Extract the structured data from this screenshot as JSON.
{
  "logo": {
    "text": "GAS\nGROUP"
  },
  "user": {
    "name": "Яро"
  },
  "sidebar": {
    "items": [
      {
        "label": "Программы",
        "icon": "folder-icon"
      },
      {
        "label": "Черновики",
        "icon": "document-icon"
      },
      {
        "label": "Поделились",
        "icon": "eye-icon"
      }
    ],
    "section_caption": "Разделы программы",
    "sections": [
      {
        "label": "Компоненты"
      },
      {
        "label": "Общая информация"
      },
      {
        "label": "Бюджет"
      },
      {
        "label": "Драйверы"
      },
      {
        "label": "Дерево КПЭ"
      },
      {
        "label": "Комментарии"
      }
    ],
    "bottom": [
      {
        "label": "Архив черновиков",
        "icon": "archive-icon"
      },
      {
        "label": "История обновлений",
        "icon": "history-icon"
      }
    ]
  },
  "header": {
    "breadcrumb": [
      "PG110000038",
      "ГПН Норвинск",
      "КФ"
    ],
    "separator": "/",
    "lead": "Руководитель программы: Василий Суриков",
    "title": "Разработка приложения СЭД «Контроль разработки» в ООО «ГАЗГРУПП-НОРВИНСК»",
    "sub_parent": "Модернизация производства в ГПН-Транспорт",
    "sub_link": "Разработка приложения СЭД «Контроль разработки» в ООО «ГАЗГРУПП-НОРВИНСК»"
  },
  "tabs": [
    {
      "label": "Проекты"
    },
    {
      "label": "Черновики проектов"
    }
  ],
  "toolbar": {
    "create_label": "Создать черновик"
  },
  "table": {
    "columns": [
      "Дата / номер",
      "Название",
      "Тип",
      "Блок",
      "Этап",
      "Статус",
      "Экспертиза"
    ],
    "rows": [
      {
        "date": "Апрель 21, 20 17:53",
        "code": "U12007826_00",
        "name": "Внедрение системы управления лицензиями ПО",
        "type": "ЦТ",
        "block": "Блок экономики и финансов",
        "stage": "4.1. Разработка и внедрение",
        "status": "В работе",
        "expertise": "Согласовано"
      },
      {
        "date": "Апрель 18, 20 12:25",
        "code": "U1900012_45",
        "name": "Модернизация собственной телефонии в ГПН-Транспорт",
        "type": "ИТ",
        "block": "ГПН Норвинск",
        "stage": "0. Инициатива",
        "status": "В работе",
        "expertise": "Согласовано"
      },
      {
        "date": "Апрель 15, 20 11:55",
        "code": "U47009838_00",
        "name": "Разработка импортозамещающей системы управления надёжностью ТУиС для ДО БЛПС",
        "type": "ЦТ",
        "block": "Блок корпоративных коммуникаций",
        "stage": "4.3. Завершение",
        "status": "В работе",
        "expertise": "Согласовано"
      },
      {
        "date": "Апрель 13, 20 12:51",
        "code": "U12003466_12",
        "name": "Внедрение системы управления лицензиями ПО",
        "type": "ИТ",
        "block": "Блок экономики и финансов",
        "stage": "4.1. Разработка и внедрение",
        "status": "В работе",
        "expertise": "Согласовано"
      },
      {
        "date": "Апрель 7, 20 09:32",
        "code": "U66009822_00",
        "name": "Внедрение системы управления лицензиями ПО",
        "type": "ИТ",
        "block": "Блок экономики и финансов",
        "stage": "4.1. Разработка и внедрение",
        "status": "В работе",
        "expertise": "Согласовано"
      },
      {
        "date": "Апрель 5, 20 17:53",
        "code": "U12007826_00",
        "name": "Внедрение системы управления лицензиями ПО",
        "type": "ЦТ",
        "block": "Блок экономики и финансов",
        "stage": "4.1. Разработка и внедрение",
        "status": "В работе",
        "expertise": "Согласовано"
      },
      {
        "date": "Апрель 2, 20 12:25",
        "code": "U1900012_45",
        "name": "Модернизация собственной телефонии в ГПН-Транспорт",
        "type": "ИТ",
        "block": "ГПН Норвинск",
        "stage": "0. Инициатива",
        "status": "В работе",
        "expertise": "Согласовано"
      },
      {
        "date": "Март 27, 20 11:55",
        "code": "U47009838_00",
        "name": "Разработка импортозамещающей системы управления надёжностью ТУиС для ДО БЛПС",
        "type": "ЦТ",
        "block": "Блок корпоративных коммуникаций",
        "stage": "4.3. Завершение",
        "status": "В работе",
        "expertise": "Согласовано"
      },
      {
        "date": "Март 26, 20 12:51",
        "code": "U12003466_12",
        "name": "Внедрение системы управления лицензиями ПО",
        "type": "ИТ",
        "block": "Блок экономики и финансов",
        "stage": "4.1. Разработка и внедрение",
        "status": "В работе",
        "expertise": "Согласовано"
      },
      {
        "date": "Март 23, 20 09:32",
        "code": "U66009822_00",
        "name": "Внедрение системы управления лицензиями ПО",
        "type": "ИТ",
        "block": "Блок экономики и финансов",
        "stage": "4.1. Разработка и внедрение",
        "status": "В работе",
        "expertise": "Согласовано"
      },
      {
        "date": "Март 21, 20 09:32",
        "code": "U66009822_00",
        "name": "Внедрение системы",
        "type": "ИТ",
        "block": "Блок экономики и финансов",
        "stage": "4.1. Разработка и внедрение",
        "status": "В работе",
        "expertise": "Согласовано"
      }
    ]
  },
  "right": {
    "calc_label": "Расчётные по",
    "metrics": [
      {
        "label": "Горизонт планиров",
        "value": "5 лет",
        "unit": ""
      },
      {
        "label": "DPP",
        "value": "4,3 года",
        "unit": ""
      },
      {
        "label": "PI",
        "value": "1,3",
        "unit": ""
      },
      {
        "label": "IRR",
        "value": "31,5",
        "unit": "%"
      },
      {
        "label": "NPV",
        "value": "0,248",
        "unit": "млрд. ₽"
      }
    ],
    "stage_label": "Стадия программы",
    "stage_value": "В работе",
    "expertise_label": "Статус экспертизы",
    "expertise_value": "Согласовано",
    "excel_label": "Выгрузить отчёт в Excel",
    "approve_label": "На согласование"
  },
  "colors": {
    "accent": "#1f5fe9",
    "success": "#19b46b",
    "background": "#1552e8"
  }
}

- - - - - - -

Please reproduce every line of the material word for word.

Extract the structured data from this screenshot as JSON.
{
  "logo": {
    "text": "GAS\nGROUP"
  },
  "user": {
    "name": "Яро"
  },
  "sidebar": {
    "items": [
      {
        "label": "Программы",
        "icon": "folder-icon"
      },
      {
        "label": "Черновики",
        "icon": "document-icon"
      },
      {
        "label": "Поделились",
        "icon": "eye-icon"
      }
    ],
    "section_caption": "Разделы программы",
    "sections": [
      {
        "label": "Компоненты"
      },
      {
        "label": "Общая информация"
      },
      {
        "label": "Бюджет"
      },
      {
        "label": "Драйверы"
      },
      {
        "label": "Дерево КПЭ"
      },
      {
        "label": "Комментарии"
      }
    ],
    "bottom": [
      {
        "label": "Архив черновиков",
        "icon": "archive-icon"
      },
      {
        "label": "История обновлений",
        "icon": "history-icon"
      }
    ]
  },
  "header": {
    "breadcrumb": [
      "PG110000038",
      "ГПН Норвинск",
      "КФ"
    ],
    "separator": "/",
    "lead": "Руководитель программы: Василий Суриков",
    "title": "Разработка приложения СЭД «Контроль разработки» в ООО «ГАЗГРУПП-НОРВИНСК»",
    "sub_parent": "Модернизация производства в ГПН-Транспорт",
    "sub_link": "Разработка приложения СЭД «Контроль разработки» в ООО «ГАЗГРУПП-НОРВИНСК»"
  },
  "tabs": [
    {
      "label": "Проекты"
    },
    {
      "label": "Черновики проектов"
    }
  ],
  "toolbar": {
    "create_label": "Создать черновик"
  },
  "table": {
    "columns": [
      "Дата / номер",
      "Название",
      "Тип",
      "Блок",
      "Этап",
      "Статус",
      "Экспертиза"
    ],
    "rows": [
      {
        "date": "Апрель 21, 20 17:53",
        "code": "U12007826_00",
        "name": "Внедрение системы управления лицензиями ПО",
        "type": "ЦТ",
        "block": "Блок экономики и финансов",
        "stage": "4.1. Разработка и внедрение",
        "status": "В работе",
        "expertise": "Согласовано"
      },
      {
        "date": "Апрель 18, 20 12:25",
        "code": "U1900012_45",
        "name": "Модернизация собственной телефонии в ГПН-Транспорт",
        "type": "ИТ",
        "block": "ГПН Норвинск",
        "stage": "0. Инициатива",
        "status": "В работе",
        "expertise": "Согласовано"
      },
      {
        "date": "Апрель 15, 20 11:55",
        "code": "U47009838_00",
        "name": "Разработка импортозамещающей системы управления надёжностью ТУиС для ДО БЛПС",
        "type": "ЦТ",
        "block": "Блок корпоративных коммуникаций",
        "stage": "4.3. Завершение",
        "status": "В работе",
        "expertise": "Согласовано"
      },
      {
        "date": "Апрель 13, 20 12:51",
        "code": "U12003466_12",
        "name": "Внедрение системы управления лицензиями ПО",
        "type": "ИТ",
        "block": "Блок экономики и финансов",
        "stage": "4.1. Разработка и внедрение",
        "status": "В работе",
        "expertise": "Согласовано"
      },
      {
        "date": "Апрель 7, 20 09:32",
        "code": "U66009822_00",
        "name": "Внедрение системы управления лицензиями ПО",
        "type": "ИТ",
        "block": "Блок экономики и финансов",
        "stage": "4.1. Разработка и внедрение",
        "status": "В работе",
        "expertise": "Согласовано"
      },
      {
        "date": "Апрель 5, 20 17:53",
        "code": "U12007826_00",
        "name": "Внедрение системы управления лицензиями ПО",
        "type": "ЦТ",
        "block": "Блок экономики и финансов",
        "stage": "4.1. Разработка и внедрение",
        "status": "В работе",
        "expertise": "Согласовано"
      },
      {
        "date": "Апрель 2, 20 12:25",
        "code": "U1900012_45",
        "name": "Модернизация собственной телефонии в ГПН-Транспорт",
        "type": "ИТ",
        "block": "ГПН Норвинск",
        "stage": "0. Инициатива",
        "status": "В работе",
        "expertise": "Согласовано"
      },
      {
        "date": "Март 27, 20 11:55",
        "code": "U47009838_00",
        "name": "Разработка импортозамещающей системы управления надёжностью ТУиС для ДО БЛПС",
        "type": "ЦТ",
        "block": "Блок корпоративных коммуникаций",
        "stage": "4.3. Завершение",
        "status": "В работе",
        "expertise": "Согласовано"
      },
      {
        "date": "Март 26, 20 12:51",
        "code": "U12003466_12",
        "name": "Внедрение системы управления лицензиями ПО",
        "type": "ИТ",
        "block": "Блок экономики и финансов",
        "stage": "4.1. Разработка и внедрение",
        "status": "В работе",
        "expertise": "Согласовано"
      },
      {
        "date": "Март 23, 20 09:32",
        "code": "U66009822_00",
        "name": "Внедрение системы управления лицензиями ПО",
        "type": "ИТ",
        "block": "Блок экономики и финансов",
        "stage": "4.1. Разработка и внедрение",
        "status": "В работе",
        "expertise": "Согласовано"
      },
      {
        "date": "Март 21, 20 09:32",
        "code": "U66009822_00",
        "name": "Внедрение системы",
        "type": "ИТ",
        "block": "Блок экономики и финансов",
        "stage": "4.1. Разработка и внедрение",
        "status": "В работе",
        "expertise": "Согласовано"
      }
    ]
  },
  "right": {
    "calc_label": "Расчётные по",
    "metrics": [
      {
        "label": "Горизонт планиров",
        "value": "5 лет",
        "unit": ""
      },
      {
        "label": "DPP",
        "value": "4,3 года",
        "unit": ""
      },
      {
        "label": "PI",
        "value": "1,3",
        "unit": ""
      },
      {
        "label": "IRR",
        "value": "31,5",
        "unit": "%"
      },
      {
        "label": "NPV",
        "value": "0,248",
        "unit": "млрд. ₽"
      }
    ],
    "stage_label": "Стадия программы",
    "stage_value": "В работе",
    "expertise_label": "Статус экспертизы",
    "expertise_value": "Согласовано",
    "excel_label": "Выгрузить отчёт в Excel",
    "approve_label": "На согласование"
  },
  "colors": {
    "accent": "#1f5fe9",
    "success": "#19b46b",
    "background": "#1552e8"
  }
}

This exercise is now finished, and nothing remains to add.